- The exercise
Reproduce each line exactly, including spacing and punctuation.

Extracted data entries:
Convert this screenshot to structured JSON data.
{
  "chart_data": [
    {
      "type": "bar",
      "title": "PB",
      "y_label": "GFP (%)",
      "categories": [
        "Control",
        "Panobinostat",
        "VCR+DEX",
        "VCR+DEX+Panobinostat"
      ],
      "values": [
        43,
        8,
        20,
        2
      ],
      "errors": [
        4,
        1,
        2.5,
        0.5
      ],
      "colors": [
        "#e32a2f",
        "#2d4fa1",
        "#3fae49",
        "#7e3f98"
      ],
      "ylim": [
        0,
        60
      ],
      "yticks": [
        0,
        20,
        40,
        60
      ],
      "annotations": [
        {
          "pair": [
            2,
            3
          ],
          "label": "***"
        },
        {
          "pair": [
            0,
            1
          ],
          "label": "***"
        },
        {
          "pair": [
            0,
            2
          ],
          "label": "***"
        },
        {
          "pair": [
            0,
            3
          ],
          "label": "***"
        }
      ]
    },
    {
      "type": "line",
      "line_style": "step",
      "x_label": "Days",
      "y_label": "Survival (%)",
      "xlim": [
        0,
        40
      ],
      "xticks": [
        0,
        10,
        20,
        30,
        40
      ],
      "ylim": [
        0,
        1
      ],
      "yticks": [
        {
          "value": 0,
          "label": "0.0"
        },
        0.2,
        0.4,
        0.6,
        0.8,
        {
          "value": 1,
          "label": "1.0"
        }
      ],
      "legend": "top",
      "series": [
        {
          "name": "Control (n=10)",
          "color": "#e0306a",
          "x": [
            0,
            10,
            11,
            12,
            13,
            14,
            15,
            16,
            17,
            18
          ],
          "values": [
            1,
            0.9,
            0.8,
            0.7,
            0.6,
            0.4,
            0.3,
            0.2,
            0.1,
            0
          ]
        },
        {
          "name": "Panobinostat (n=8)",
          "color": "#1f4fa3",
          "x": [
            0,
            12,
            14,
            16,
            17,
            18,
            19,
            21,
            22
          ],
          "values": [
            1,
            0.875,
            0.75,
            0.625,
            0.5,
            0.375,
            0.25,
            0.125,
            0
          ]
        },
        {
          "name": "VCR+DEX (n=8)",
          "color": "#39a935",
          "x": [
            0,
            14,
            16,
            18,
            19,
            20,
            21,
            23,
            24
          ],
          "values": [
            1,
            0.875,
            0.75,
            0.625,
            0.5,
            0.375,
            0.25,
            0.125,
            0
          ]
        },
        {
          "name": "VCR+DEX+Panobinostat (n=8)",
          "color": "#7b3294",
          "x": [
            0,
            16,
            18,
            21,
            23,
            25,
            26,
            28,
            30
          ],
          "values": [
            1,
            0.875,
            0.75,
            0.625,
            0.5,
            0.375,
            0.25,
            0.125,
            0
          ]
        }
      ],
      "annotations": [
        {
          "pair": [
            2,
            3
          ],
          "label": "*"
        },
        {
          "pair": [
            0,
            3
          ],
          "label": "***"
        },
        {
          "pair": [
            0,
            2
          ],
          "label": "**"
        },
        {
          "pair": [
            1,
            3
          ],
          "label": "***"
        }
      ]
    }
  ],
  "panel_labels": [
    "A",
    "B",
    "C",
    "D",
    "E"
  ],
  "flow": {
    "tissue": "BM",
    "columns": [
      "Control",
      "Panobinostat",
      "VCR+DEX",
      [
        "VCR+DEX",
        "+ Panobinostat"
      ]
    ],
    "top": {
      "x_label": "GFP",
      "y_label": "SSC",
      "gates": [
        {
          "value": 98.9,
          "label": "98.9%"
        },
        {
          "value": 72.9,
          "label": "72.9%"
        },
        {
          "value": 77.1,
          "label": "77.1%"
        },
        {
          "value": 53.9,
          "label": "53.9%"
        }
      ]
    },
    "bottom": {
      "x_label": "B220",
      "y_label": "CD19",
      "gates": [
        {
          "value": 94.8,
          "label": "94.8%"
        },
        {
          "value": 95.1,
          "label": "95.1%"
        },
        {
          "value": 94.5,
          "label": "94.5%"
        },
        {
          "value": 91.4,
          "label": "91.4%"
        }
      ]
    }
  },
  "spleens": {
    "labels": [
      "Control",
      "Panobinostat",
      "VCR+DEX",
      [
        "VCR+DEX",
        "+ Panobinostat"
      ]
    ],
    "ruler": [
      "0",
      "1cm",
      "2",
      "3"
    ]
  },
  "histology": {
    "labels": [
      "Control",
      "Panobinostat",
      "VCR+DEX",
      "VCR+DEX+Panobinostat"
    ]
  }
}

- Reply to the task
Convert this screenshot to structured JSON data.
{
  "chart_data": [
    {
      "type": "bar",
      "title": "PB",
      "y_label": "GFP (%)",
      "categories": [
        "Control",
        "Panobinostat",
        "VCR+DEX",
        "VCR+DEX+Panobinostat"
      ],
      "values": [
        43,
        8,
        20,
        2
      ],
      "errors": [
        4,
        1,
        2.5,
        0.5
      ],
      "colors": [
        "#e32a2f",
        "#2d4fa1",
        "#3fae49",
        "#7e3f98"
      ],
      "ylim": [
        0,
        60
      ],
      "yticks": [
        0,
        20,
        40,
        60
      ],
      "annotations": [
        {
          "pair": [
            2,
            3
          ],
          "label": "***"
        },
        {
          "pair": [
            0,
            1
          ],
          "label": "***"
        },
        {
          "pair": [
            0,
            2
          ],
          "label": "***"
        },
        {
          "pair": [
            0,
            3
          ],
          "label": "***"
        }
      ]
    },
    {
      "type": "line",
      "line_style": "step",
      "x_label": "Days",
      "y_label": "Survival (%)",
      "xlim": [
        0,
        40
      ],
      "xticks": [
        0,
        10,
        20,
        30,
        40
      ],
      "ylim": [
        0,
        1
      ],
      "yticks": [
        {
          "value": 0,
          "label": "0.0"
        },
        0.2,
        0.4,
        0.6,
        0.8,
        {
          "value": 1,
          "label": "1.0"
        }
      ],
      "legend": "top",
      "series": [
        {
          "name": "Control (n=10)",
          "color": "#e0306a",
          "x": [
            0,
            10,
            11,
            12,
            13,
            14,
            15,
            16,
            17,
            18
          ],
          "values": [
            1,
            0.9,
            0.8,
            0.7,
            0.6,
            0.4,
            0.3,
            0.2,
            0.1,
            0
          ]
        },
        {
          "name": "Panobinostat (n=8)",
          "color": "#1f4fa3",
          "x": [
            0,
            12,
            14,
            16,
            17,
            18,
            19,
            21,
            22
          ],
          "values": [
            1,
            0.875,
            0.75,
            0.625,
            0.5,
            0.375,
            0.25,
            0.125,
            0
          ]
        },
        {
          "name": "VCR+DEX (n=8)",
          "color": "#39a935",
          "x": [
            0,
            14,
            16,
            18,
            19,
            20,
            21,
            23,
            24
          ],
          "values": [
            1,
            0.875,
            0.75,
            0.625,
            0.5,
            0.375,
            0.25,
            0.125,
            0
          ]
        },
        {
          "name": "VCR+DEX+Panobinostat (n=8)",
          "color": "#7b3294",
          "x": [
            0,
            16,
            18,
            21,
            23,
            25,
            26,
            28,
            30
          ],
          "values": [
            1,
            0.875,
            0.75,
            0.625,
            0.5,
            0.375,
            0.25,
            0.125,
            0
          ]
        }
      ],
      "annotations": [
        {
          "pair": [
            2,
            3
          ],
          "label": "*"
        },
        {
          "pair": [
            0,
            3
          ],
          "label": "***"
        },
        {
          "pair": [
            0,
            2
          ],
          "label": "**"
        },
        {
          "pair": [
            1,
            3
          ],
          "label": "***"
        }
      ]
    }
  ],
  "panel_labels": [
    "A",
    "B",
    "C",
    "D",
    "E"
  ],
  "flow": {
    "tissue": "BM",
    "columns": [
      "Control",
      "Panobinostat",
      "VCR+DEX",
      [
        "VCR+DEX",
        "+ Panobinostat"
      ]
    ],
    "top": {
      "x_label": "GFP",
      "y_label": "SSC",
      "gates": [
        {
          "value": 98.9,
          "label": "98.9%"
        },
        {
          "value": 72.9,
          "label": "72.9%"
        },
        {
          "value": 77.1,
          "label": "77.1%"
        },
        {
          "value": 53.9,
          "label": "53.9%"
        }
      ]
    },
    "bottom": {
      "x_label": "B220",
      "y_label": "CD19",
      "gates": [
        {
          "value": 94.8,
          "label": "94.8%"
        },
        {
          "value": 95.1,
          "label": "95.1%"
        },
        {
          "value": 94.5,
          "label": "94.5%"
        },
        {
          "value": 91.4,
          "label": "91.4%"
        }
      ]
    }
  },
  "spleens": {
    "labels": [
      "Control",
      "Panobinostat",
      "VCR+DEX",
      [
        "VCR+DEX",
        "+ Panobinostat"
      ]
    ],
    "ruler": [
      "0",
      "1cm",
      "2",
      "3"
    ]
  },
  "histology": {
    "labels": [
      "Control",
      "Panobinostat",
      "VCR+DEX",
      "VCR+DEX+Panobinostat"
    ]
  }
}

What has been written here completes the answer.